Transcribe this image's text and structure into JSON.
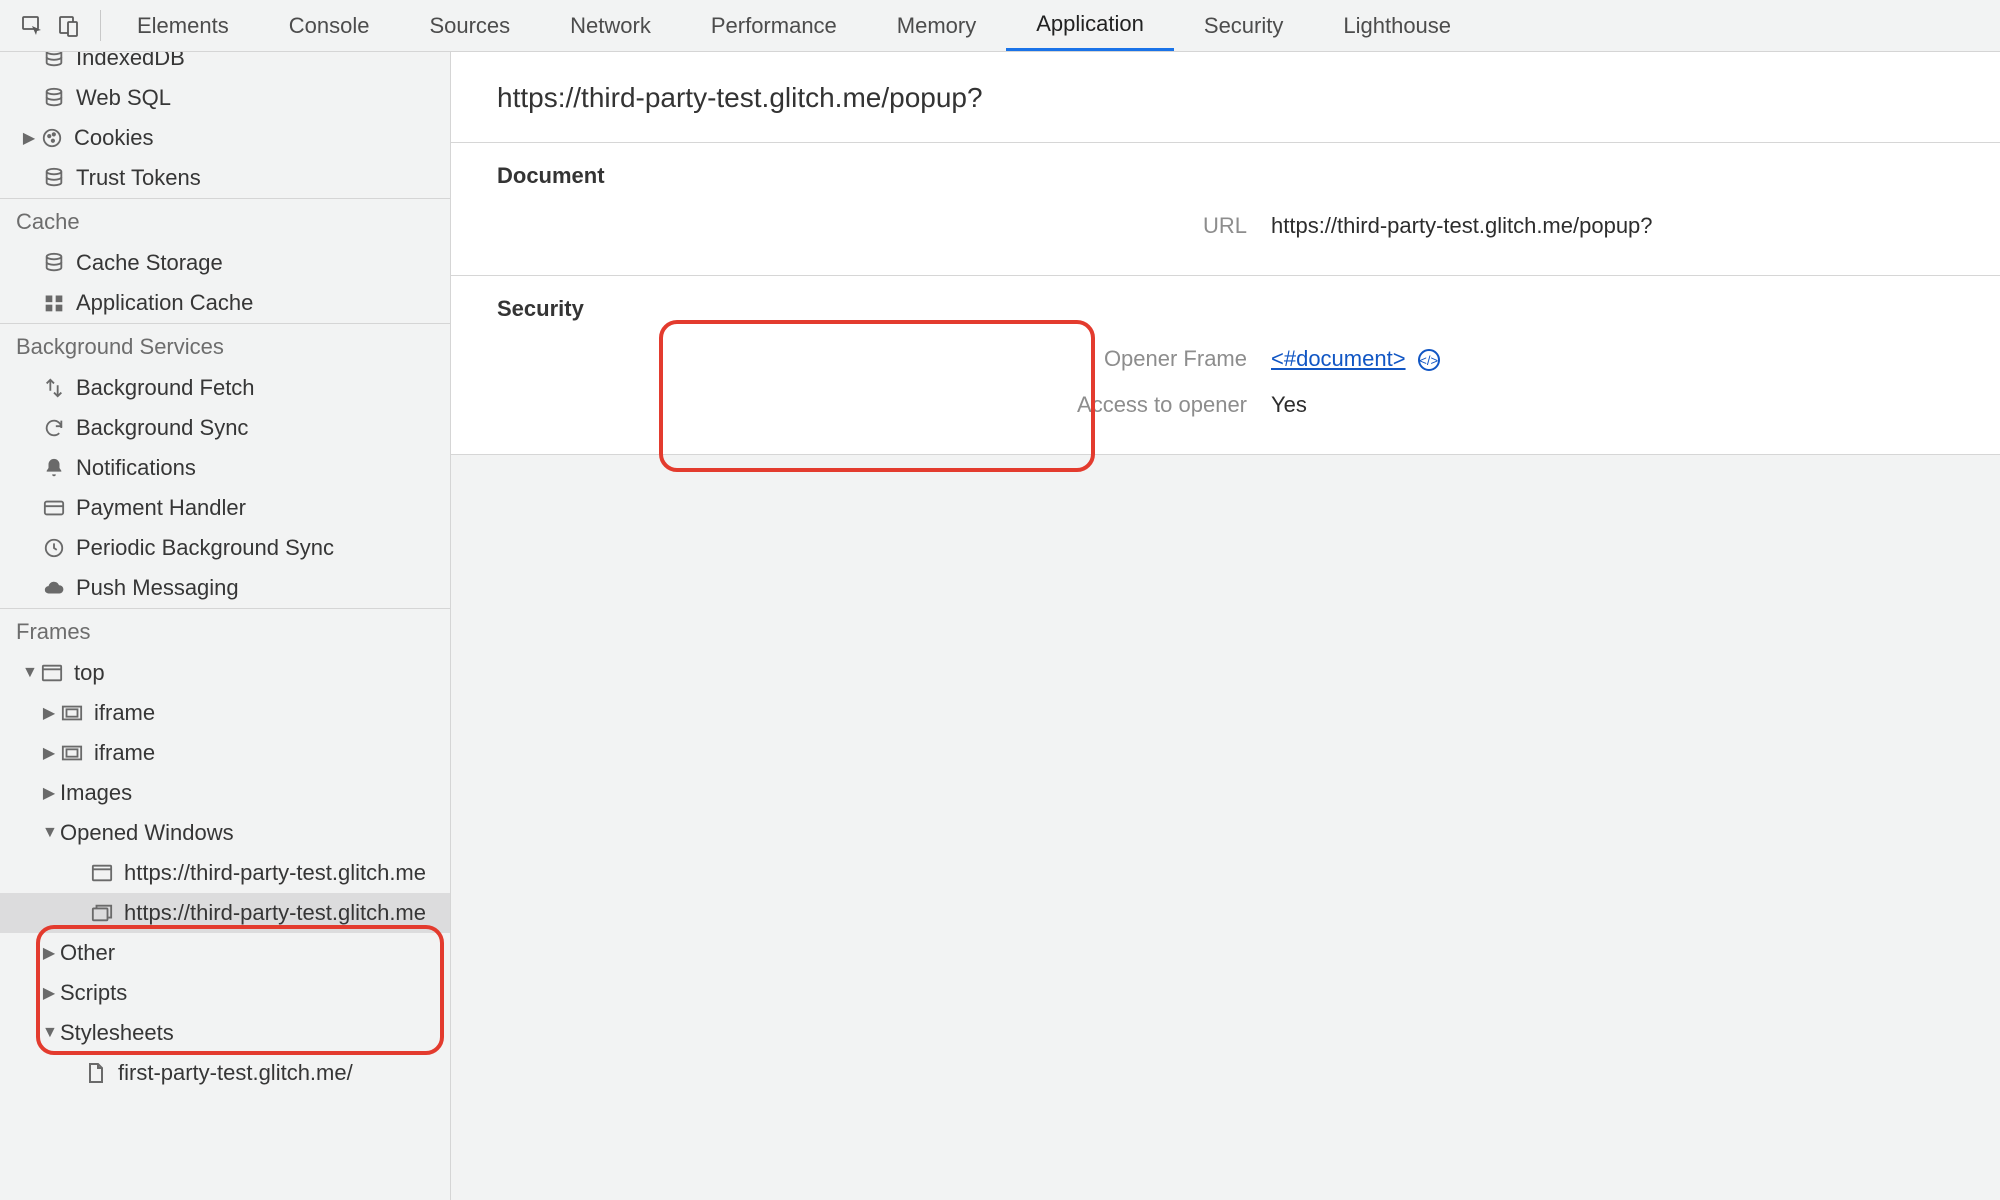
{
  "tabs": {
    "elements": "Elements",
    "console": "Console",
    "sources": "Sources",
    "network": "Network",
    "performance": "Performance",
    "memory": "Memory",
    "application": "Application",
    "security": "Security",
    "lighthouse": "Lighthouse"
  },
  "sidebar": {
    "storage_items": {
      "indexeddb": "IndexedDB",
      "websql": "Web SQL",
      "cookies": "Cookies",
      "trusttokens": "Trust Tokens"
    },
    "cache_header": "Cache",
    "cache_items": {
      "cache_storage": "Cache Storage",
      "application_cache": "Application Cache"
    },
    "bgsvc_header": "Background Services",
    "bgsvc_items": {
      "bg_fetch": "Background Fetch",
      "bg_sync": "Background Sync",
      "notifications": "Notifications",
      "pay_handler": "Payment Handler",
      "periodic_sync": "Periodic Background Sync",
      "push": "Push Messaging"
    },
    "frames_header": "Frames",
    "frames": {
      "top": "top",
      "iframe": "iframe",
      "images": "Images",
      "opened": "Opened Windows",
      "ow1": "https://third-party-test.glitch.me",
      "ow2": "https://third-party-test.glitch.me",
      "other": "Other",
      "scripts": "Scripts",
      "stylesheets": "Stylesheets",
      "leaf": "first-party-test.glitch.me/"
    }
  },
  "detail": {
    "title": "https://third-party-test.glitch.me/popup?",
    "doc_heading": "Document",
    "doc_url_label": "URL",
    "doc_url_value": "https://third-party-test.glitch.me/popup?",
    "sec_heading": "Security",
    "opener_frame_label": "Opener Frame",
    "opener_frame_value": "<#document>",
    "access_label": "Access to opener",
    "access_value": "Yes"
  }
}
====
From the material above, reproduce everything verbatim except the pictures.

__Solution to this problem__:
Transcribe this image's text and structure into JSON.
{
  "tabs": {
    "elements": "Elements",
    "console": "Console",
    "sources": "Sources",
    "network": "Network",
    "performance": "Performance",
    "memory": "Memory",
    "application": "Application",
    "security": "Security",
    "lighthouse": "Lighthouse"
  },
  "sidebar": {
    "storage_items": {
      "indexeddb": "IndexedDB",
      "websql": "Web SQL",
      "cookies": "Cookies",
      "trusttokens": "Trust Tokens"
    },
    "cache_header": "Cache",
    "cache_items": {
      "cache_storage": "Cache Storage",
      "application_cache": "Application Cache"
    },
    "bgsvc_header": "Background Services",
    "bgsvc_items": {
      "bg_fetch": "Background Fetch",
      "bg_sync": "Background Sync",
      "notifications": "Notifications",
      "pay_handler": "Payment Handler",
      "periodic_sync": "Periodic Background Sync",
      "push": "Push Messaging"
    },
    "frames_header": "Frames",
    "frames": {
      "top": "top",
      "iframe": "iframe",
      "images": "Images",
      "opened": "Opened Windows",
      "ow1": "https://third-party-test.glitch.me",
      "ow2": "https://third-party-test.glitch.me",
      "other": "Other",
      "scripts": "Scripts",
      "stylesheets": "Stylesheets",
      "leaf": "first-party-test.glitch.me/"
    }
  },
  "detail": {
    "title": "https://third-party-test.glitch.me/popup?",
    "doc_heading": "Document",
    "doc_url_label": "URL",
    "doc_url_value": "https://third-party-test.glitch.me/popup?",
    "sec_heading": "Security",
    "opener_frame_label": "Opener Frame",
    "opener_frame_value": "<#document>",
    "access_label": "Access to opener",
    "access_value": "Yes"
  }
}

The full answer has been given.